Problem to work on: Output every entry exactly, from the first line to the last.

==============================

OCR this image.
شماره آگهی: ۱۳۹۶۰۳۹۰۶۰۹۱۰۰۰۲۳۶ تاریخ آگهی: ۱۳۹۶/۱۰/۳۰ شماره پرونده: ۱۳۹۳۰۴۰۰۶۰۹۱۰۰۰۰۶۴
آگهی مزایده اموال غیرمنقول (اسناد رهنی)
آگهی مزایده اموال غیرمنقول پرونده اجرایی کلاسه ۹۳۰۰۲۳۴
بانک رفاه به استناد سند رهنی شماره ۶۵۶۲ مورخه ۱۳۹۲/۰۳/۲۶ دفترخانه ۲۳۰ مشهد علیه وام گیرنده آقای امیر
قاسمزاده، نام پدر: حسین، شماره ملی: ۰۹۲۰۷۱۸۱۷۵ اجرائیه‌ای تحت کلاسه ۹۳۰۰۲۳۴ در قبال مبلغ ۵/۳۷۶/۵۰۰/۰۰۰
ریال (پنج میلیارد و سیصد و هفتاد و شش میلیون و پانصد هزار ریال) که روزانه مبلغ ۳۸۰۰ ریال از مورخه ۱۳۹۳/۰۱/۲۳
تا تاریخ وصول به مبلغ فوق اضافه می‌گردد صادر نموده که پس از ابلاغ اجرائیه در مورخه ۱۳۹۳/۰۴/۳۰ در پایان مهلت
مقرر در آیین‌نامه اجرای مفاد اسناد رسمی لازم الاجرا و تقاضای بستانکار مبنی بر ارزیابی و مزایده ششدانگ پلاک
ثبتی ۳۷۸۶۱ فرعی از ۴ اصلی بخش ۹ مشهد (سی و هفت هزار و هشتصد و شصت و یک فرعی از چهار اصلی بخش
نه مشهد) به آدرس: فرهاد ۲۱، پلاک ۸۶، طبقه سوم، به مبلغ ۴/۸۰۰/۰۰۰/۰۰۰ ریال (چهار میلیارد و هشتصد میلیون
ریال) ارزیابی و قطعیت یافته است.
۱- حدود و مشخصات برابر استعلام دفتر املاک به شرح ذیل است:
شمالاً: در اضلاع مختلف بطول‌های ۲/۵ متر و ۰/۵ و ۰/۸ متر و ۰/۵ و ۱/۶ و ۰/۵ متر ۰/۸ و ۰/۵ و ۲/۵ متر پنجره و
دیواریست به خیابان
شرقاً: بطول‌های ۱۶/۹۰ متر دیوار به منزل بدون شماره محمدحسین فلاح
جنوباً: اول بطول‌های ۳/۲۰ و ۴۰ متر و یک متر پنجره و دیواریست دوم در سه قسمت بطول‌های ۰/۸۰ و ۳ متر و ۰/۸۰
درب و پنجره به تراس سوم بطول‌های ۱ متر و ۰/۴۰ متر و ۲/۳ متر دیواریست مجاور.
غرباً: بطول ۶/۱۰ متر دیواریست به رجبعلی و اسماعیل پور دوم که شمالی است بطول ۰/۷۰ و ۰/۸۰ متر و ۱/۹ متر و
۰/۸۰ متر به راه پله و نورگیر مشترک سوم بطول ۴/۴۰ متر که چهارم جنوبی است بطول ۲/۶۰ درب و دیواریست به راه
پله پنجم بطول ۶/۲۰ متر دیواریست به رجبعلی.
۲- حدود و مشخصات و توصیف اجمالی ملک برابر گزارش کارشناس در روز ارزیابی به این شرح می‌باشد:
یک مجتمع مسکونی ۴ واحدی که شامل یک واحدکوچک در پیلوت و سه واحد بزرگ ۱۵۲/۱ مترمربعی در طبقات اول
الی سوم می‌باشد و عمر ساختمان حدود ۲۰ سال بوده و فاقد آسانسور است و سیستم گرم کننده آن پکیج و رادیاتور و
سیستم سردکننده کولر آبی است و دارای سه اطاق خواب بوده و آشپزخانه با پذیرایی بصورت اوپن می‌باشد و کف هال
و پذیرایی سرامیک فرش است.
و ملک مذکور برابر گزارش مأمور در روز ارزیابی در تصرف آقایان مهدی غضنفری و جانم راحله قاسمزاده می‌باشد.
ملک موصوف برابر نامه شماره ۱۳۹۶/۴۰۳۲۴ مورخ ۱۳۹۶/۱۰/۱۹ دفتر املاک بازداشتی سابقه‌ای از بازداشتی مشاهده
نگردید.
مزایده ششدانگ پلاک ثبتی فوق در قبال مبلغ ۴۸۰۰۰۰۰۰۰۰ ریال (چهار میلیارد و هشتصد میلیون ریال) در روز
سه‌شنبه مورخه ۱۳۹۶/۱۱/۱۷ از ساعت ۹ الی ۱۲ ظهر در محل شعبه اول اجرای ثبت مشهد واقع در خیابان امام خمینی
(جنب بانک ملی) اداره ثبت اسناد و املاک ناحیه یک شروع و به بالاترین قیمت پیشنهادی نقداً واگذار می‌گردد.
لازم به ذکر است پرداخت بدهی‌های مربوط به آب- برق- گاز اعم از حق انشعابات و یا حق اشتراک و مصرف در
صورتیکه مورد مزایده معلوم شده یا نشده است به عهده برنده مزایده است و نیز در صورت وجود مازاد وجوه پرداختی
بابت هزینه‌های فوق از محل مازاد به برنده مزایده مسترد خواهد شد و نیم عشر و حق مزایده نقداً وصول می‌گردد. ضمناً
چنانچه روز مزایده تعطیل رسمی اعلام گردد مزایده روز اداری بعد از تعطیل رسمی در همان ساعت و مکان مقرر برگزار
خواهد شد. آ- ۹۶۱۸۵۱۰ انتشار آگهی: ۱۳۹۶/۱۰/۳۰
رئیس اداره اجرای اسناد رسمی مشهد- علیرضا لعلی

==============================

Result below:
OCR this image.
شماره آگهی: ۱۳۹۶۰۳۹۰۶۰۹۱۰۰۰۲۳۶ تاریخ آگهی: ۱۳۹۶/۱۰/۳۰ شماره پرونده: ۱۳۹۳۰۴۰۰۶۰۹۱۰۰۰۰۶۴
آگهی مزایده اموال غیرمنقول (اسناد رهنی)
آگهی مزایده اموال غیرمنقول پرونده اجرایی کلاسه ۹۳۰۰۲۳۴
بانک رفاه به استناد سند رهنی شماره ۶۵۶۲ مورخه ۱۳۹۲/۰۳/۲۶ دفترخانه ۲۳۰ مشهد علیه وام گیرنده آقای امیر
قاسمزاده، نام پدر: حسین، شماره ملی: ۰۹۲۰۷۱۸۱۷۵ اجرائیه‌ای تحت کلاسه ۹۳۰۰۲۳۴ در قبال مبلغ ۵/۳۷۶/۵۰۰/۰۰۰
ریال (پنج میلیارد و سیصد و هفتاد و شش میلیون و پانصد هزار ریال) که روزانه مبلغ ۳۸۰۰ ریال از مورخه ۱۳۹۳/۰۱/۲۳
تا تاریخ وصول به مبلغ فوق اضافه می‌گردد صادر نموده که پس از ابلاغ اجرائیه در مورخه ۱۳۹۳/۰۴/۳۰ در پایان مهلت
مقرر در آیین‌نامه اجرای مفاد اسناد رسمی لازم الاجرا و تقاضای بستانکار مبنی بر ارزیابی و مزایده ششدانگ پلاک
ثبتی ۳۷۸۶۱ فرعی از ۴ اصلی بخش ۹ مشهد (سی و هفت هزار و هشتصد و شصت و یک فرعی از چهار اصلی بخش
نه مشهد) به آدرس: فرهاد ۲۱، پلاک ۸۶، طبقه سوم، به مبلغ ۴/۸۰۰/۰۰۰/۰۰۰ ریال (چهار میلیارد و هشتصد میلیون
ریال) ارزیابی و قطعیت یافته است.
۱- حدود و مشخصات برابر استعلام دفتر املاک به شرح ذیل است:
شمالاً: در اضلاع مختلف بطول‌های ۲/۵ متر و ۰/۵ و ۰/۸ متر و ۰/۵ و ۱/۶ و ۰/۵ متر ۰/۸ و ۰/۵ و ۲/۵ متر پنجره و
دیواریست به خیابان
شرقاً: بطول‌های ۱۶/۹۰ متر دیوار به منزل بدون شماره محمدحسین فلاح
جنوباً: اول بطول‌های ۳/۲۰ و ۴۰ متر و یک متر پنجره و دیواریست دوم در سه قسمت بطول‌های ۰/۸۰ و ۳ متر و ۰/۸۰
درب و پنجره به تراس سوم بطول‌های ۱ متر و ۰/۴۰ متر و ۲/۳ متر دیواریست مجاور.
غرباً: بطول ۶/۱۰ متر دیواریست به رجبعلی و اسماعیل پور دوم که شمالی است بطول ۰/۷۰ و ۰/۸۰ متر و ۱/۹ متر و
۰/۸۰ متر به راه پله و نورگیر مشترک سوم بطول ۴/۴۰ متر که چهارم جنوبی است بطول ۲/۶۰ درب و دیواریست به راه
پله پنجم بطول ۶/۲۰ متر دیواریست به رجبعلی.
۲- حدود و مشخصات و توصیف اجمالی ملک برابر گزارش کارشناس در روز ارزیابی به این شرح می‌باشد:
یک مجتمع مسکونی ۴ واحدی که شامل یک واحدکوچک در پیلوت و سه واحد بزرگ ۱۵۲/۱ مترمربعی در طبقات اول
الی سوم می‌باشد و عمر ساختمان حدود ۲۰ سال بوده و فاقد آسانسور است و سیستم گرم کننده آن پکیج و رادیاتور و
سیستم سردکننده کولر آبی است و دارای سه اطاق خواب بوده و آشپزخانه با پذیرایی بصورت اوپن می‌باشد و کف هال
و پذیرایی سرامیک فرش است.
و ملک مذکور برابر گزارش مأمور در روز ارزیابی در تصرف آقایان مهدی غضنفری و جانم راحله قاسمزاده می‌باشد.
ملک موصوف برابر نامه شماره ۱۳۹۶/۴۰۳۲۴ مورخ ۱۳۹۶/۱۰/۱۹ دفتر املاک بازداشتی سابقه‌ای از بازداشتی مشاهده
نگردید.
مزایده ششدانگ پلاک ثبتی فوق در قبال مبلغ ۴۸۰۰۰۰۰۰۰۰ ریال (چهار میلیارد و هشتصد میلیون ریال) در روز
سه‌شنبه مورخه ۱۳۹۶/۱۱/۱۷ از ساعت ۹ الی ۱۲ ظهر در محل شعبه اول اجرای ثبت مشهد واقع در خیابان امام خمینی
(جنب بانک ملی) اداره ثبت اسناد و املاک ناحیه یک شروع و به بالاترین قیمت پیشنهادی نقداً واگذار می‌گردد.
لازم به ذکر است پرداخت بدهی‌های مربوط به آب- برق- گاز اعم از حق انشعابات و یا حق اشتراک و مصرف در
صورتیکه مورد مزایده معلوم شده یا نشده است به عهده برنده مزایده است و نیز در صورت وجود مازاد وجوه پرداختی
بابت هزینه‌های فوق از محل مازاد به برنده مزایده مسترد خواهد شد و نیم عشر و حق مزایده نقداً وصول می‌گردد. ضمناً
چنانچه روز مزایده تعطیل رسمی اعلام گردد مزایده روز اداری بعد از تعطیل رسمی در همان ساعت و مکان مقرر برگزار
خواهد شد. آ- ۹۶۱۸۵۱۰ انتشار آگهی: ۱۳۹۶/۱۰/۳۰
رئیس اداره اجرای اسناد رسمی مشهد- علیرضا لعلی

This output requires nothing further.